Reply with one number: how many lines contain the word "eingeben".

- Stored data entries:
....
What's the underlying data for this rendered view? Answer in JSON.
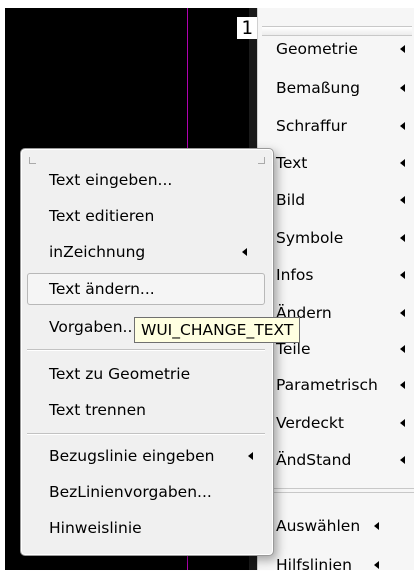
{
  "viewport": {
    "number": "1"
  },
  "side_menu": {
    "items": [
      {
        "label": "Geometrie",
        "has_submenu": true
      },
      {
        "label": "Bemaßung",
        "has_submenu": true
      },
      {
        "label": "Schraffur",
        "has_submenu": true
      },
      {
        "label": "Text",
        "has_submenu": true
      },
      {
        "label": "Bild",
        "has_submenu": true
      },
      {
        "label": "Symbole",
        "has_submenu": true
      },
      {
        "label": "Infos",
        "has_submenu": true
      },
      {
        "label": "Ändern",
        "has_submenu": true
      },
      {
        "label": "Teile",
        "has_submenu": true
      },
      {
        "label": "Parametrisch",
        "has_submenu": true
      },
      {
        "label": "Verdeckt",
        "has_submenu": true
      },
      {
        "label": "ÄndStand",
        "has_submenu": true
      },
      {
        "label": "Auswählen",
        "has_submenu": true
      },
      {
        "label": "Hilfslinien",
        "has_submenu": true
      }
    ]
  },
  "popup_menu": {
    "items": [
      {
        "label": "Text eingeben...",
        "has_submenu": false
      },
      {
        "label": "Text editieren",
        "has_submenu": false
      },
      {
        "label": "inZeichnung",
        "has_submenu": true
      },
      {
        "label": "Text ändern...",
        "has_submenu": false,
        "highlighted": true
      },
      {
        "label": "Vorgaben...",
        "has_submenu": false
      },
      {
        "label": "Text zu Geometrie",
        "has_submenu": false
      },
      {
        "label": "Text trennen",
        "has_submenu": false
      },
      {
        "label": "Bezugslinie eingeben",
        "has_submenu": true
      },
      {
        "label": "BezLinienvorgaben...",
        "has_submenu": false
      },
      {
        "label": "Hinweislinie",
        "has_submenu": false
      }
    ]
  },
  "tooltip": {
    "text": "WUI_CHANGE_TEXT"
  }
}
....
- CORRECT OUTPUT: 2